# Description of the task:
Provide the number of lines of the records that include "procent", with no other content.

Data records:

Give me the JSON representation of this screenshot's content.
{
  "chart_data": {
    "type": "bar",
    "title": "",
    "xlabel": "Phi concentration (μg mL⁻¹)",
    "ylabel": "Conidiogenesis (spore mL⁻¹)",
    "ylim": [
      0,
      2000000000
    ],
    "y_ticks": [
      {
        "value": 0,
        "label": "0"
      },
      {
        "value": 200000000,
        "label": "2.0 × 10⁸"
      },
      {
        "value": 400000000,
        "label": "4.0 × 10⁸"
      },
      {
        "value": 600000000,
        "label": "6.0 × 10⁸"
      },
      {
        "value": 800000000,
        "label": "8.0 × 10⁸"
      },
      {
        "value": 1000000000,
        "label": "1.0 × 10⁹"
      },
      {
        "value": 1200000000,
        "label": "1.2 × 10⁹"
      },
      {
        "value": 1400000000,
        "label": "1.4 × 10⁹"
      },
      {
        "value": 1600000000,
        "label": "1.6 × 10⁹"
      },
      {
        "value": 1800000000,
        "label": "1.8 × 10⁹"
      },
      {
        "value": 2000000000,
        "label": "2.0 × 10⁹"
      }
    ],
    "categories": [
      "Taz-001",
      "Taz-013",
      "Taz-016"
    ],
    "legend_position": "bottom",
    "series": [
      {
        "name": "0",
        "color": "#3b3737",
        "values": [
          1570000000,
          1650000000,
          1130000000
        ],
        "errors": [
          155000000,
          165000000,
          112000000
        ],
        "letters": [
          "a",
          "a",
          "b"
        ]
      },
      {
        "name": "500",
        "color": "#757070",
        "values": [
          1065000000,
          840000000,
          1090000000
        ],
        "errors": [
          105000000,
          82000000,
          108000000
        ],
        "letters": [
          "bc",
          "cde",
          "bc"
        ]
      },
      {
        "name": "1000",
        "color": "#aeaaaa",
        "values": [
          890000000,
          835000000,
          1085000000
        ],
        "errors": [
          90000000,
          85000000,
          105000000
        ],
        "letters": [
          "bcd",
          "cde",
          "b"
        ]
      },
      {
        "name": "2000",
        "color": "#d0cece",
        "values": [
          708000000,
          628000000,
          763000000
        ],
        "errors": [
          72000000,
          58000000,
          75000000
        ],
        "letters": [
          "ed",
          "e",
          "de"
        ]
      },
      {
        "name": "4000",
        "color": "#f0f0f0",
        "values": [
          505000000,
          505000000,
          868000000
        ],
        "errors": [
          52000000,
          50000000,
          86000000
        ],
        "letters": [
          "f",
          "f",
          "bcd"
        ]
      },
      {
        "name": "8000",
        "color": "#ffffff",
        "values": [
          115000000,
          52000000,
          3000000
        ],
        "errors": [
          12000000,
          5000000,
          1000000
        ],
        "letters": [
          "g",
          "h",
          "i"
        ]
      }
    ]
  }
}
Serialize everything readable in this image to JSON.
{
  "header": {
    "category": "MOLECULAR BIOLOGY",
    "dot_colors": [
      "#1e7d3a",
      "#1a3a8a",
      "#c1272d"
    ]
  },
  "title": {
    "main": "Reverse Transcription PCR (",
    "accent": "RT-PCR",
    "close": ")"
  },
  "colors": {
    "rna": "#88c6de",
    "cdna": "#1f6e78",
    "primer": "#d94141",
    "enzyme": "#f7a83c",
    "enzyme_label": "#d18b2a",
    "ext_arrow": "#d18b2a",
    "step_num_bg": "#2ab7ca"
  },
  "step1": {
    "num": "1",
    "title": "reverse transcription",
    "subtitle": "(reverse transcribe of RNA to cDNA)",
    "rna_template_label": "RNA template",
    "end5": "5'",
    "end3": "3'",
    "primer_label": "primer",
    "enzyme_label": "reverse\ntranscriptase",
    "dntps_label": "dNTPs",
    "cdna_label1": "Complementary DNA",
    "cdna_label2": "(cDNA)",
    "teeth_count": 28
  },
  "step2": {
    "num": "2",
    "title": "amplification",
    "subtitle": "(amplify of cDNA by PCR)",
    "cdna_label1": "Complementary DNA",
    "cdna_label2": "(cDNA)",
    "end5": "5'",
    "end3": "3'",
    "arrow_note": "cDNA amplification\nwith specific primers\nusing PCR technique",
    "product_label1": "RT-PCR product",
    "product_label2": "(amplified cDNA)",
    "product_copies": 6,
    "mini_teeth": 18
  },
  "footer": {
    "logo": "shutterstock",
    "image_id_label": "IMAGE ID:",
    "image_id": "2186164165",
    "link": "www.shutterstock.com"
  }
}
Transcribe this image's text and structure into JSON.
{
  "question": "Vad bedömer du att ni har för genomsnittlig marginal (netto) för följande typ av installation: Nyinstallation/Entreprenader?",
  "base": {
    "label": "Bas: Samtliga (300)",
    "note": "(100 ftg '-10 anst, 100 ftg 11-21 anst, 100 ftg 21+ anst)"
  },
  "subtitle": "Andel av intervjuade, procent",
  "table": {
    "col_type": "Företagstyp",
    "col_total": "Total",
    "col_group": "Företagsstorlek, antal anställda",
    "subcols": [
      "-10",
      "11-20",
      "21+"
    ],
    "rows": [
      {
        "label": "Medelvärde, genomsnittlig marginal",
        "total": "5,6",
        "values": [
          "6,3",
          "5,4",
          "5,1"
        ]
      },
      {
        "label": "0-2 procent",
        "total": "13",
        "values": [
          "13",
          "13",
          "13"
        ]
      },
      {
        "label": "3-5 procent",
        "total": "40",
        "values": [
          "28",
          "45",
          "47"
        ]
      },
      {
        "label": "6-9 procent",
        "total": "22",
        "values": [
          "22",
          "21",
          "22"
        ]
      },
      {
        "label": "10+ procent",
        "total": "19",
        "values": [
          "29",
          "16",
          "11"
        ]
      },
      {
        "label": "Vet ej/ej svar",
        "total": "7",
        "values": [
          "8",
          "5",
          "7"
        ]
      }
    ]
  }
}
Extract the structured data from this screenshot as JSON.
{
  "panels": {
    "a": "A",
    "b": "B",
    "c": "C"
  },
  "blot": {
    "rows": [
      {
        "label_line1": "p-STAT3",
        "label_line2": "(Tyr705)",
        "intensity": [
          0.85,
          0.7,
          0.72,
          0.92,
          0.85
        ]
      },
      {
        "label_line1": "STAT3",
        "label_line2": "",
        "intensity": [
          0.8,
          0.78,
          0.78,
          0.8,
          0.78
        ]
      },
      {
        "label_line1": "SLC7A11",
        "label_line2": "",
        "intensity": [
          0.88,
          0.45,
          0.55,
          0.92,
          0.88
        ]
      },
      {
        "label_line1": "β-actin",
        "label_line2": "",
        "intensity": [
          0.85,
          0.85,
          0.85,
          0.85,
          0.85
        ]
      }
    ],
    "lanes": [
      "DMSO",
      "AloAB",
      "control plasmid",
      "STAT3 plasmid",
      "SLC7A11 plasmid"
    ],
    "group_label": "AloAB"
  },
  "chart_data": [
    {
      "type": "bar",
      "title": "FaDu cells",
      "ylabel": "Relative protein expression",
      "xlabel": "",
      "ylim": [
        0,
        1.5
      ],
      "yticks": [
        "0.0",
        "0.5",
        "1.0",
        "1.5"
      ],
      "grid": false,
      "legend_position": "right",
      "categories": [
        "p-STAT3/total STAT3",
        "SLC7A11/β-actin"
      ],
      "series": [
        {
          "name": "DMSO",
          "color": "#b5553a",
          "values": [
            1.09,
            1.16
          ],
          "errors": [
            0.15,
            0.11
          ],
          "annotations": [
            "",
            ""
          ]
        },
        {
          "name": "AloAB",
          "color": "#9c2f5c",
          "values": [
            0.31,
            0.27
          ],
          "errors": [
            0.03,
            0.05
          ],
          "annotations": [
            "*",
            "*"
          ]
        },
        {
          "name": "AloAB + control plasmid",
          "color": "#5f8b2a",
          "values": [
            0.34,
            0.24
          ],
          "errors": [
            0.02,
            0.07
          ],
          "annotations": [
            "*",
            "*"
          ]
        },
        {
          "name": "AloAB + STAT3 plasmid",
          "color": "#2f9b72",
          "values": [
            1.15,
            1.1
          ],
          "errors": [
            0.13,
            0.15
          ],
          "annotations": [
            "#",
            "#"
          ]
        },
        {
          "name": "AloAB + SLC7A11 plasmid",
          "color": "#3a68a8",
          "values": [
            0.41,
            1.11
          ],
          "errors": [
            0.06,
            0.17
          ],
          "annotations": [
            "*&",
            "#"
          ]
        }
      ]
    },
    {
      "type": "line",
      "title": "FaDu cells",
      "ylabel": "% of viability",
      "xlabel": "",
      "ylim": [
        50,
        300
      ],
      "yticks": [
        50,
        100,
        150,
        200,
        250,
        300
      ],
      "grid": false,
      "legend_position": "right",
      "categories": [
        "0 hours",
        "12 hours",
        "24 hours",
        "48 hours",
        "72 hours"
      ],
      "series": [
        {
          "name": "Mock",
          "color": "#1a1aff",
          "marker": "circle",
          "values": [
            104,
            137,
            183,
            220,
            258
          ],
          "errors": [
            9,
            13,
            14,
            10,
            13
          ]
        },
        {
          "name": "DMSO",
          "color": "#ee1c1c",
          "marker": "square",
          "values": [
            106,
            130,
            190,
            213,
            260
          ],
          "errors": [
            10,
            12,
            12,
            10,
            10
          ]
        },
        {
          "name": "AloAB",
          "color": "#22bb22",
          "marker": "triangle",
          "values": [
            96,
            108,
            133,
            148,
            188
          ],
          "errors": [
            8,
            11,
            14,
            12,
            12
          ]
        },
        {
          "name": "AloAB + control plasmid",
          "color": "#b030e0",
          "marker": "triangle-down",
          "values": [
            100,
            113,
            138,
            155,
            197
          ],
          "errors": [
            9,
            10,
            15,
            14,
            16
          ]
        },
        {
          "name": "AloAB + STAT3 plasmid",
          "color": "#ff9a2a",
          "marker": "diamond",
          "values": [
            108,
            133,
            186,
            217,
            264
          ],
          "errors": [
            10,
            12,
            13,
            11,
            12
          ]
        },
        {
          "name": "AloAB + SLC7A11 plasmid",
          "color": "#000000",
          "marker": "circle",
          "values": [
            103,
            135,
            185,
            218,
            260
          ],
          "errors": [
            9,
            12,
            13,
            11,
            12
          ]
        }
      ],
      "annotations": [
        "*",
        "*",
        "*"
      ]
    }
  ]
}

# Expected answer:
5